▶ _Material_:
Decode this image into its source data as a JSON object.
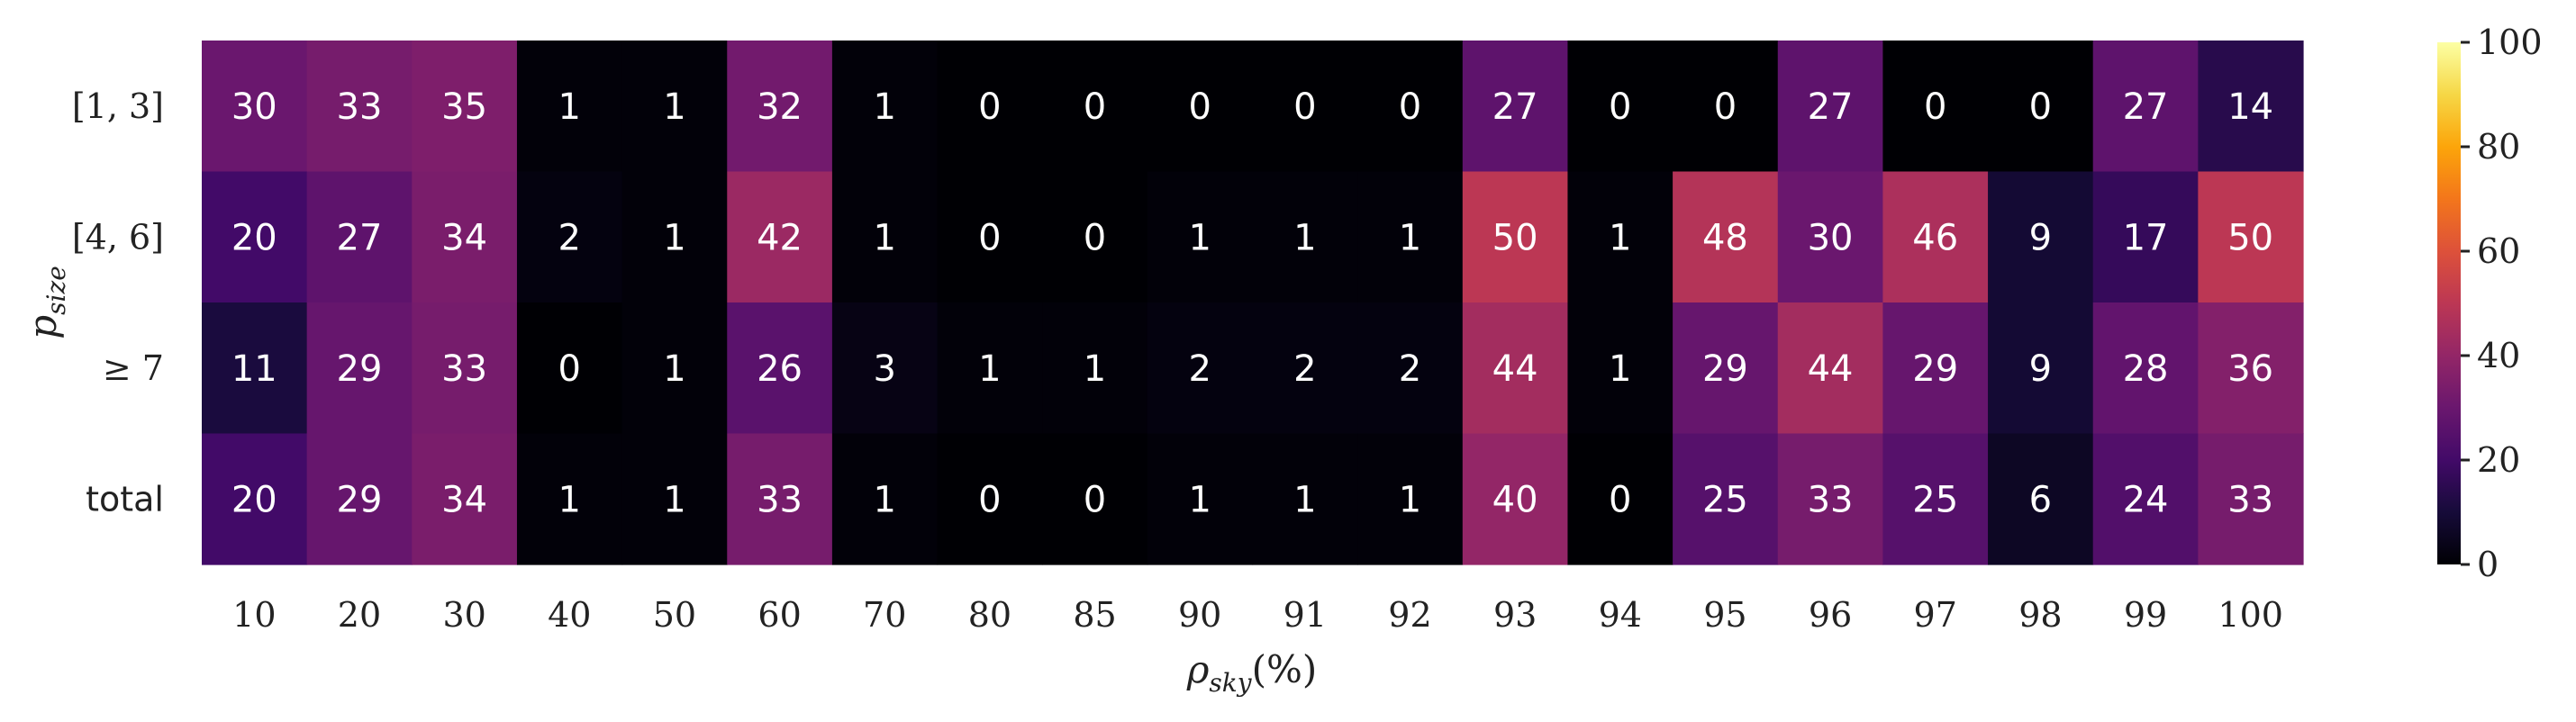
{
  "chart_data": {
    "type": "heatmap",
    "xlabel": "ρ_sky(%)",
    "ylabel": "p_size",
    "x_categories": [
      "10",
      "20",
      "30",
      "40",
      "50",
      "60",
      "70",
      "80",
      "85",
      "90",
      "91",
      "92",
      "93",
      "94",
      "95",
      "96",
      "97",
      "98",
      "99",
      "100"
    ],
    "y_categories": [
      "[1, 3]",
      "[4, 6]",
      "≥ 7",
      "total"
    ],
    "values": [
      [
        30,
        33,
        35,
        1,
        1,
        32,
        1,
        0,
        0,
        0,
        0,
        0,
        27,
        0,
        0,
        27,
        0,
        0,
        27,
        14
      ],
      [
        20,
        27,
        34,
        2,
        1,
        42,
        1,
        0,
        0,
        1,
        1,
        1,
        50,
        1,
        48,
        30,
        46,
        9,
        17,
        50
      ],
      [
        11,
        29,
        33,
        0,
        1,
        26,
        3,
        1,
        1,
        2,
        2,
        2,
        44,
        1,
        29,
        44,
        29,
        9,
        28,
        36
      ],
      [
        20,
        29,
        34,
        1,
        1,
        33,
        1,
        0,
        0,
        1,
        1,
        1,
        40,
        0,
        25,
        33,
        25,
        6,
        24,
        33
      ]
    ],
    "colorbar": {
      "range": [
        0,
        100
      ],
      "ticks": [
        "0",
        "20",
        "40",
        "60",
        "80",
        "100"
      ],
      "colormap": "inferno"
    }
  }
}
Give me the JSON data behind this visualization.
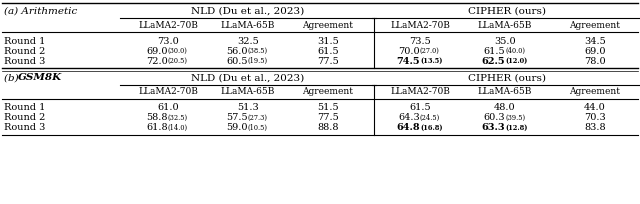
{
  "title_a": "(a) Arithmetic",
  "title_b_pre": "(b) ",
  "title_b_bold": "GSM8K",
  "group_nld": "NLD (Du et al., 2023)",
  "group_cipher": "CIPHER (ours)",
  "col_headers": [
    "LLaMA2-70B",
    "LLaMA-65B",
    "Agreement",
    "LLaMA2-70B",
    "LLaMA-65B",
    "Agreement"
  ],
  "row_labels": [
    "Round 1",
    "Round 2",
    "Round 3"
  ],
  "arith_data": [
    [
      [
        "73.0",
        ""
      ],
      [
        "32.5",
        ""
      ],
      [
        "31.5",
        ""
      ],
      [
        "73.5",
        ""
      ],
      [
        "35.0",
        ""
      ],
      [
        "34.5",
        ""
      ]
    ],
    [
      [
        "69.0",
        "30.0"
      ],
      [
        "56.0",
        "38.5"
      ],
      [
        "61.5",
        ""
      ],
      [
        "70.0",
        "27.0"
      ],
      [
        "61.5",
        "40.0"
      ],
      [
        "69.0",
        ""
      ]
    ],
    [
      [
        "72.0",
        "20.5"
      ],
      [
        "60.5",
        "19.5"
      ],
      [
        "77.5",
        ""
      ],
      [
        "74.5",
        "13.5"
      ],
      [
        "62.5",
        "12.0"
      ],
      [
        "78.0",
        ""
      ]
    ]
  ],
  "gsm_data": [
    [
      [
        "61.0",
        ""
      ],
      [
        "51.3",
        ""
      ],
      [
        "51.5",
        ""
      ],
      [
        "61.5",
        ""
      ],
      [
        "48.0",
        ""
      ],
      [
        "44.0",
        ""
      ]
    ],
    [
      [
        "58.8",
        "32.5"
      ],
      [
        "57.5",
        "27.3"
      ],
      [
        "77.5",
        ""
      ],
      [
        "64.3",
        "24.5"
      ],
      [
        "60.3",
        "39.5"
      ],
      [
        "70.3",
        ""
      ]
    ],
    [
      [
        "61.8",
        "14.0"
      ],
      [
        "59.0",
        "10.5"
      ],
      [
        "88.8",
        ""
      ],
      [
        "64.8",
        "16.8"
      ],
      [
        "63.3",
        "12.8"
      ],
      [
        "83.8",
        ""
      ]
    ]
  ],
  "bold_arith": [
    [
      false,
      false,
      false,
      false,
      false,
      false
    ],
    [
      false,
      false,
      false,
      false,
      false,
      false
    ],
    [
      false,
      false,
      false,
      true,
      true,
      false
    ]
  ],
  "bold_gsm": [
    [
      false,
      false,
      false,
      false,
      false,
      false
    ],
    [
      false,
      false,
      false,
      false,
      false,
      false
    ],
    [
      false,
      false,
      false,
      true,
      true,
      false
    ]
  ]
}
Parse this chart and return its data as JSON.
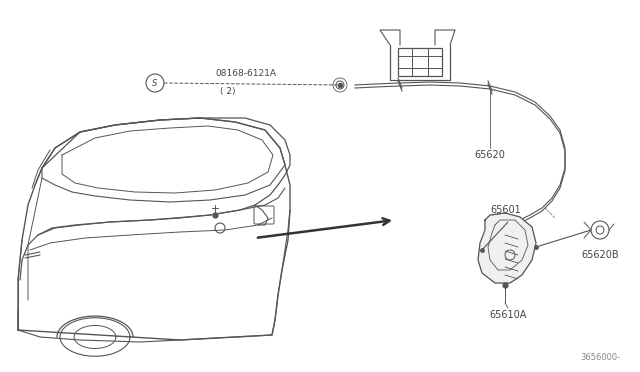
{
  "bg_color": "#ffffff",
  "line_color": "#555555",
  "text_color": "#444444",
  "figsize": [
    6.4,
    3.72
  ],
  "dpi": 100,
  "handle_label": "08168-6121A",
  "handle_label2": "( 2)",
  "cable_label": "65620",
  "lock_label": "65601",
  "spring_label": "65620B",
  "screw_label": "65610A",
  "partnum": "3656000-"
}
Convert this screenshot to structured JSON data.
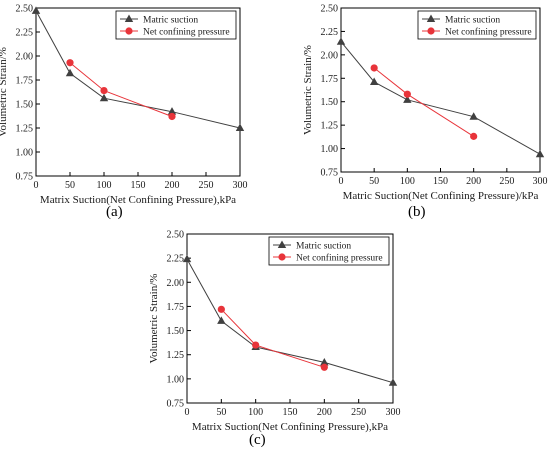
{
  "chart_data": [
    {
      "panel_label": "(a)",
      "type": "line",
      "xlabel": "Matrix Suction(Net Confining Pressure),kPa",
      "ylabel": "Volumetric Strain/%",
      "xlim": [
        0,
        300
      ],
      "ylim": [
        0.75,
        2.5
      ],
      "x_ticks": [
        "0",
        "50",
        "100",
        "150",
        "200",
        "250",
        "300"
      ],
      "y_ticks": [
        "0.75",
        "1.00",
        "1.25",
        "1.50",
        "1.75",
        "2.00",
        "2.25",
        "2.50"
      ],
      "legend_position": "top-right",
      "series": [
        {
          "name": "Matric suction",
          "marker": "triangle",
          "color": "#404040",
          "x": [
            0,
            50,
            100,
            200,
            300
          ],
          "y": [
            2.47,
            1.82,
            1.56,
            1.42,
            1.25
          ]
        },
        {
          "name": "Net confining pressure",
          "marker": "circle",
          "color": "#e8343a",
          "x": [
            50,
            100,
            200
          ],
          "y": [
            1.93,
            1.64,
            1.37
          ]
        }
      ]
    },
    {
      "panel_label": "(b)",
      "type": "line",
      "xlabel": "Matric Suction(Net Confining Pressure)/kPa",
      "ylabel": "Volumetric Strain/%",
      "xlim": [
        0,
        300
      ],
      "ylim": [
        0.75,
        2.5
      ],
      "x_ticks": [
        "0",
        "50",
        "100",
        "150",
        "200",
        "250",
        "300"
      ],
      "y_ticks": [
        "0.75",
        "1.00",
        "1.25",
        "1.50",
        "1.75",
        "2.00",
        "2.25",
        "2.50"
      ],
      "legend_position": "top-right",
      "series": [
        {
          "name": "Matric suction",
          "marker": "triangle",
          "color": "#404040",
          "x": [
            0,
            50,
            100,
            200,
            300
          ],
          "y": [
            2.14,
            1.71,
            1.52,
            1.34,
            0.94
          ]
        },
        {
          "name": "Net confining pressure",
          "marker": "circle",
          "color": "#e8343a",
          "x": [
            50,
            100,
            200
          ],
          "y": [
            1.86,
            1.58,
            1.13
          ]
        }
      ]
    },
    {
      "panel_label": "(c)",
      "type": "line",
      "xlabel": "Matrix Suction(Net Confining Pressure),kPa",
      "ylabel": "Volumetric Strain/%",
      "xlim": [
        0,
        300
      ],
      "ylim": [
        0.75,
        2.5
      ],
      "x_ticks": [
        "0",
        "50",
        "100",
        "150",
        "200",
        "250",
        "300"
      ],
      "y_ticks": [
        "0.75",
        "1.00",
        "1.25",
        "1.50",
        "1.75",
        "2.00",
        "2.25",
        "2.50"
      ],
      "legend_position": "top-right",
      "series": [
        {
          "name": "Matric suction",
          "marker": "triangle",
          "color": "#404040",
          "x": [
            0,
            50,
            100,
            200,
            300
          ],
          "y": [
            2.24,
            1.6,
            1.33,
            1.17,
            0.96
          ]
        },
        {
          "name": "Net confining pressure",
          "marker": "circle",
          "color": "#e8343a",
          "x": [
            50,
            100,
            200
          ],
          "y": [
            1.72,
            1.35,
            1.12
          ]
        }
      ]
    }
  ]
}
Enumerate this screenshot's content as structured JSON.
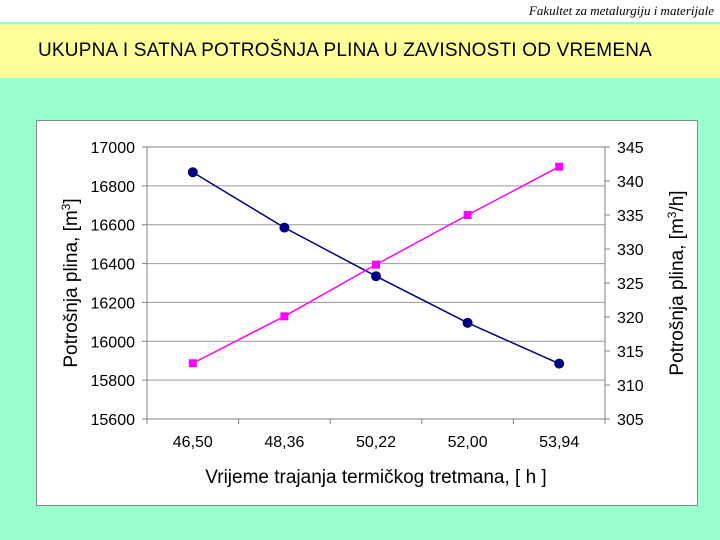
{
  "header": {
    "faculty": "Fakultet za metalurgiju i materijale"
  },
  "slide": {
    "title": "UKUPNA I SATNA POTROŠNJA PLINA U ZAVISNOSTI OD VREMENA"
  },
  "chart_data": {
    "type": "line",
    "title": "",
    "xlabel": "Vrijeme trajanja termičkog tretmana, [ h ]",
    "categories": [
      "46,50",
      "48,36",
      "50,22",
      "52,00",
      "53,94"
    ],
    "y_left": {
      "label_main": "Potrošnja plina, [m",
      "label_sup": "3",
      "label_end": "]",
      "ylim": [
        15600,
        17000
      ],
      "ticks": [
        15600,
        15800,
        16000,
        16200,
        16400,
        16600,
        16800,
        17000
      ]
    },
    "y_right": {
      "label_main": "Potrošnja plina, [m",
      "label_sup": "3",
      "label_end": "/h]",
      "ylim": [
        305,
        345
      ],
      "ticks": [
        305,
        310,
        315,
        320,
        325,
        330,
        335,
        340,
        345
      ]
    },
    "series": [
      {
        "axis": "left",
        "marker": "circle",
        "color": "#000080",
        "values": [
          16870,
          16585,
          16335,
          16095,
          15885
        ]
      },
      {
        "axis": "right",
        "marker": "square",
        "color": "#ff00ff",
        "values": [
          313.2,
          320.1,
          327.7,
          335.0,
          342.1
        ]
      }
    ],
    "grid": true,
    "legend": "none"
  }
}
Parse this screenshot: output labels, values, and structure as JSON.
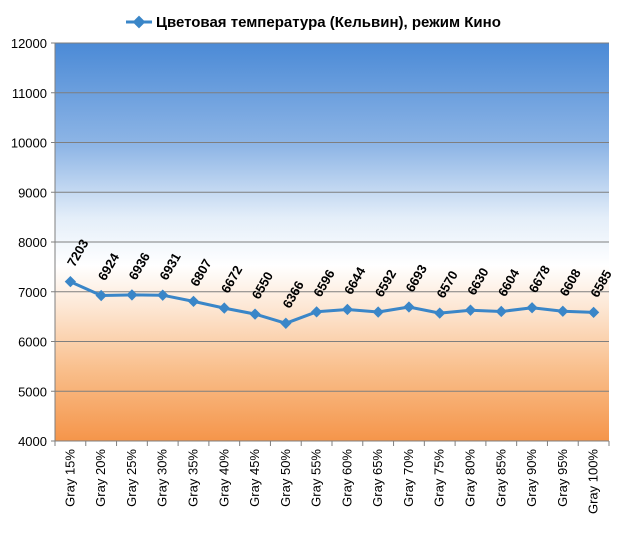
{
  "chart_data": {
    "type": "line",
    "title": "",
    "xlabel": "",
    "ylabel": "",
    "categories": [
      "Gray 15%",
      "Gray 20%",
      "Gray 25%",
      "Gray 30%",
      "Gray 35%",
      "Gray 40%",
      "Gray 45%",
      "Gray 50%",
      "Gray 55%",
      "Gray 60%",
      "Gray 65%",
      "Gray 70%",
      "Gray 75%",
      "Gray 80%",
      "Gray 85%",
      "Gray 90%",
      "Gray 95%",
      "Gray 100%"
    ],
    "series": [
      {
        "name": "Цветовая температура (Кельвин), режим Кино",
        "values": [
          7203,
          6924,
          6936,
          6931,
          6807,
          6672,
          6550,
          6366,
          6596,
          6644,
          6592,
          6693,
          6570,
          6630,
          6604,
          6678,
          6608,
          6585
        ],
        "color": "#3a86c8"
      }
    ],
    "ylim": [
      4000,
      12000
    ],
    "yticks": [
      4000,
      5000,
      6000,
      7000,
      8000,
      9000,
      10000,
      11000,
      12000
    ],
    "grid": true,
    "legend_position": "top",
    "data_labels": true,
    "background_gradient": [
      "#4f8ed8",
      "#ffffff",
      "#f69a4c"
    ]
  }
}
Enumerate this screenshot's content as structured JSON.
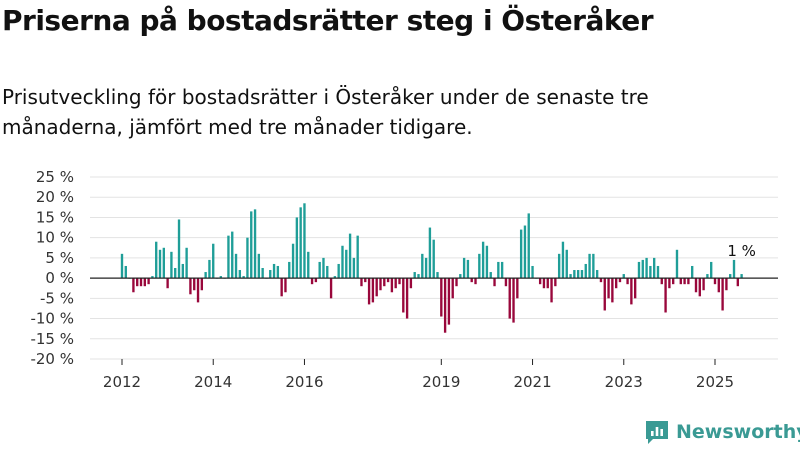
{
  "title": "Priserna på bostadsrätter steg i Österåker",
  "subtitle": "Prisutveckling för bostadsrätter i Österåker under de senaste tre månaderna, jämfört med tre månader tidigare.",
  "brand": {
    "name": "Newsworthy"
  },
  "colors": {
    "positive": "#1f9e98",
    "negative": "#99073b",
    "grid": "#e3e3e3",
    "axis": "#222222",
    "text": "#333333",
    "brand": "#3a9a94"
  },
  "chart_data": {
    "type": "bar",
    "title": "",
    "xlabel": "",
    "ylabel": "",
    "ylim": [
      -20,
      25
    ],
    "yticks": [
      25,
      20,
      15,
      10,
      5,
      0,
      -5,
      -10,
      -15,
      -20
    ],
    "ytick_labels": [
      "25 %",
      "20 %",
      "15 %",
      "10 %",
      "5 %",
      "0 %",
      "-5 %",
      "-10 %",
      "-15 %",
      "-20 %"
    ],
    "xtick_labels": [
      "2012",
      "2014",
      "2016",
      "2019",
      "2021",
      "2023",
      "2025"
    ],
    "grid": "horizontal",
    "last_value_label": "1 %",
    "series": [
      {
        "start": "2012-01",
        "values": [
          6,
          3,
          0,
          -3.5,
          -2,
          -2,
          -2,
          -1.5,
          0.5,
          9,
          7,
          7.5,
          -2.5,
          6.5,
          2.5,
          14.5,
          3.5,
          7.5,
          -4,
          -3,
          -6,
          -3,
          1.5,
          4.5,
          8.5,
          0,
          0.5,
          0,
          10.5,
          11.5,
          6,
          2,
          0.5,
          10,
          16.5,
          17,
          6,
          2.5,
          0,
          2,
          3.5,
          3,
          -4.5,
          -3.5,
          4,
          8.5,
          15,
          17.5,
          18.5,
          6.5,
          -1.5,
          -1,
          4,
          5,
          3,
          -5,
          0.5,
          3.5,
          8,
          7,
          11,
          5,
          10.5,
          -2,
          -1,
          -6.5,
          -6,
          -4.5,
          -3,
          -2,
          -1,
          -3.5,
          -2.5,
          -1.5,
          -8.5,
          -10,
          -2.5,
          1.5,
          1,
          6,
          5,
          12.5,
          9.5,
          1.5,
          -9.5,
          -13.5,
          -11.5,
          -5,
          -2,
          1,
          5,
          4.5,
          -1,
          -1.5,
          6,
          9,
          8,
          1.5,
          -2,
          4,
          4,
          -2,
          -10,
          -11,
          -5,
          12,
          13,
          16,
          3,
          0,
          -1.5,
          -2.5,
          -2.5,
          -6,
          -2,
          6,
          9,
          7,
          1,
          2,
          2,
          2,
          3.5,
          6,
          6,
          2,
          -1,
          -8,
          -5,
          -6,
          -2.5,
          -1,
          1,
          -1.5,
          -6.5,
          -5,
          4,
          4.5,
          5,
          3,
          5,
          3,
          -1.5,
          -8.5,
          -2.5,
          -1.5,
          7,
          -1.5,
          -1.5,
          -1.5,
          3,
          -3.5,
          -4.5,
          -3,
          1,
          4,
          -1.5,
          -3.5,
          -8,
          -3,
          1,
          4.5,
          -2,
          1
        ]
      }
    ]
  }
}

▶ _What you are asked to do_:
Extract each line from the entries above that contains the string "this".

▶ _Exercise result_:
Decode this image into its source data as a JSON object.
Give me the JSON data behind this visualization.
Parse this chart and return its data as JSON.
Convert this screenshot to structured JSON data.
Enumerate this screenshot's content as structured JSON.
Parse this screenshot: output labels, values, and structure as JSON.
Enumerate this screenshot's content as structured JSON.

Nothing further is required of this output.